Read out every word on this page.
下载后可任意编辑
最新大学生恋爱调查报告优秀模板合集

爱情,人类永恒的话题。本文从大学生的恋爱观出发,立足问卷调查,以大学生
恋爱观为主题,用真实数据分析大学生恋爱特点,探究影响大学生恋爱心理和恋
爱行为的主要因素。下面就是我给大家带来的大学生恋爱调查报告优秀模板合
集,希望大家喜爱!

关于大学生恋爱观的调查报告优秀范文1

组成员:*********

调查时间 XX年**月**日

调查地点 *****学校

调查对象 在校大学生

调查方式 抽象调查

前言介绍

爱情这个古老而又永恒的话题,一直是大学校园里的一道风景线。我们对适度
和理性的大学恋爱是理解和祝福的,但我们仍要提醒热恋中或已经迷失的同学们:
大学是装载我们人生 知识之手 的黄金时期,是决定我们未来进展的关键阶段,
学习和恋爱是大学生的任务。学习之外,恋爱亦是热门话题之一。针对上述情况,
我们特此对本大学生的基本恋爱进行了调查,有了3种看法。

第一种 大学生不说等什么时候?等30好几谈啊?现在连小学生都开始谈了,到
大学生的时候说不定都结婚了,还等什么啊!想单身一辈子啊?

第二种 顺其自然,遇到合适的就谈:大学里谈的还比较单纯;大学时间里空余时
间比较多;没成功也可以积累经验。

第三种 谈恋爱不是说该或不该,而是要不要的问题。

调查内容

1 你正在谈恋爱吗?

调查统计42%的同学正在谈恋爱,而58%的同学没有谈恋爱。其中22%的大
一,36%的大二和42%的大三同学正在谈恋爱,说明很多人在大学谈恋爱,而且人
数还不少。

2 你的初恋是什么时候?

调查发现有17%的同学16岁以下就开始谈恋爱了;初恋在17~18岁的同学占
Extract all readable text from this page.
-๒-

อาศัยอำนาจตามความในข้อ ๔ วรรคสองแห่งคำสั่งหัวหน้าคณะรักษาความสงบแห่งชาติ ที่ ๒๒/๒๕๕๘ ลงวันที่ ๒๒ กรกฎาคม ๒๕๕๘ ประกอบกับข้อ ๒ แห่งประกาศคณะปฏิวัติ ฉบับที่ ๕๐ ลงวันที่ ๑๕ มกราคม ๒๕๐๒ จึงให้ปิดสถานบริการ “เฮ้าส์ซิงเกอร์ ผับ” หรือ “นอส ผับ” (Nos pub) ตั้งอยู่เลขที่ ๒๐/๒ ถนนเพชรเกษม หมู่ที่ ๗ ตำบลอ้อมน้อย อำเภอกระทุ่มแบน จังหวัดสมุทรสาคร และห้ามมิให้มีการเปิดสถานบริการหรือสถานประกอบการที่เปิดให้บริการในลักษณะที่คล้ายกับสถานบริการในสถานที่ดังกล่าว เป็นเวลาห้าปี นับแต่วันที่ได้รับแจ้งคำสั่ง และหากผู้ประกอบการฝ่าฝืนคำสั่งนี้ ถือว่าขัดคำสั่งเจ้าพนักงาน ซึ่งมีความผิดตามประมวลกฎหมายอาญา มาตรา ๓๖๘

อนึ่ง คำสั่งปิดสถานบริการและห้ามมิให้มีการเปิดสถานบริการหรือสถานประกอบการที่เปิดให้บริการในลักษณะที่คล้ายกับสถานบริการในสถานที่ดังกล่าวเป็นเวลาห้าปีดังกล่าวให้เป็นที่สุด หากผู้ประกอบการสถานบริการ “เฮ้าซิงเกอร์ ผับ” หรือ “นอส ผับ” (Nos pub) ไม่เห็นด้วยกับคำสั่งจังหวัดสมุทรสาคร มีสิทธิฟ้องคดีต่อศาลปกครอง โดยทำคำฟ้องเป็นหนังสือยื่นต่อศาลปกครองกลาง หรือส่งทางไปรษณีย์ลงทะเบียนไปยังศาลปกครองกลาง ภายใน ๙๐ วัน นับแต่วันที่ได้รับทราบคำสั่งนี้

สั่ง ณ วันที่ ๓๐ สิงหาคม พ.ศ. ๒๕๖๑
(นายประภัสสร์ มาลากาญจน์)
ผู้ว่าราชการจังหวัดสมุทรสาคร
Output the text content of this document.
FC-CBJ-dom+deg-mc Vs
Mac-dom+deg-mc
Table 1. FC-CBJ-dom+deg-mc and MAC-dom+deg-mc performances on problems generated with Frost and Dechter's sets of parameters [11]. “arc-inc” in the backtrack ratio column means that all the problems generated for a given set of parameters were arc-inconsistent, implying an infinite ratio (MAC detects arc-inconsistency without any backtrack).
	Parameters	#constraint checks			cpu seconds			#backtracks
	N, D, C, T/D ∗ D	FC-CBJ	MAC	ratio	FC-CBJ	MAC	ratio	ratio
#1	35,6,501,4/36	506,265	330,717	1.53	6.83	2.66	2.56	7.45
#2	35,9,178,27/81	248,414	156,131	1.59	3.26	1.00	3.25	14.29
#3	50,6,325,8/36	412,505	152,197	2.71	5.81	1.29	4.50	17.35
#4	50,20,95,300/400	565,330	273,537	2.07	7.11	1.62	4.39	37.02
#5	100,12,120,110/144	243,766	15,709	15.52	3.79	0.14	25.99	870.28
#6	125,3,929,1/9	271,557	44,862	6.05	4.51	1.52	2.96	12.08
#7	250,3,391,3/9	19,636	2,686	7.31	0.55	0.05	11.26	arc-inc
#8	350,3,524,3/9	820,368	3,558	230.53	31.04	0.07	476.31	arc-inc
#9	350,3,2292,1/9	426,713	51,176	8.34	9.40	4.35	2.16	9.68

★ ★ ★ ★ ★ ★ ★

● SET PROBLEM:
Lines holding the word "บสถานบร" in the entries above are the ones to pull out. Copy them all.

● SOLUTION BELOW:
อาศัยอำนาจตามความในข้อ ๔ วรรคสองแห่งคำสั่งหัวหน้าคณะรักษาความสงบแห่งชาติ ที่ ๒๒/๒๕๕๘ ลงวันที่ ๒๒ กรกฎาคม ๒๕๕๘ ประกอบกับข้อ ๒ แห่งประกาศคณะปฏิวัติ ฉบับที่ ๕๐ ลงวันที่ ๑๕ มกราคม ๒๕๐๒ จึงให้ปิดสถานบริการ “เฮ้าส์ซิงเกอร์ ผับ” หรือ “นอส ผับ” (Nos pub) ตั้งอยู่เลขที่ ๒๐/๒ ถนนเพชรเกษม หมู่ที่ ๗ ตำบลอ้อมน้อย อำเภอกระทุ่มแบน จังหวัดสมุทรสาคร และห้ามมิให้มีการเปิดสถานบริการหรือสถานประกอบการที่เปิดให้บริการในลักษณะที่คล้ายกับสถานบริการในสถานที่ดังกล่าว เป็นเวลาห้าปี นับแต่วันที่ได้รับแจ้งคำสั่ง และหากผู้ประกอบการฝ่าฝืนคำสั่งนี้ ถือว่าขัดคำสั่งเจ้าพนักงาน ซึ่งมีความผิดตามประมวลกฎหมายอาญา มาตรา ๓๖๘
อนึ่ง คำสั่งปิดสถานบริการและห้ามมิให้มีการเปิดสถานบริการหรือสถานประกอบการที่เปิดให้บริการในลักษณะที่คล้ายกับสถานบริการในสถานที่ดังกล่าวเป็นเวลาห้าปีดังกล่าวให้เป็นที่สุด หากผู้ประกอบการสถานบริการ “เฮ้าซิงเกอร์ ผับ” หรือ “นอส ผับ” (Nos pub) ไม่เห็นด้วยกับคำสั่งจังหวัดสมุทรสาคร มีสิทธิฟ้องคดีต่อศาลปกครอง โดยทำคำฟ้องเป็นหนังสือยื่นต่อศาลปกครองกลาง หรือส่งทางไปรษณีย์ลงทะเบียนไปยังศาลปกครองกลาง ภายใน ๙๐ วัน นับแต่วันที่ได้รับทราบคำสั่งนี้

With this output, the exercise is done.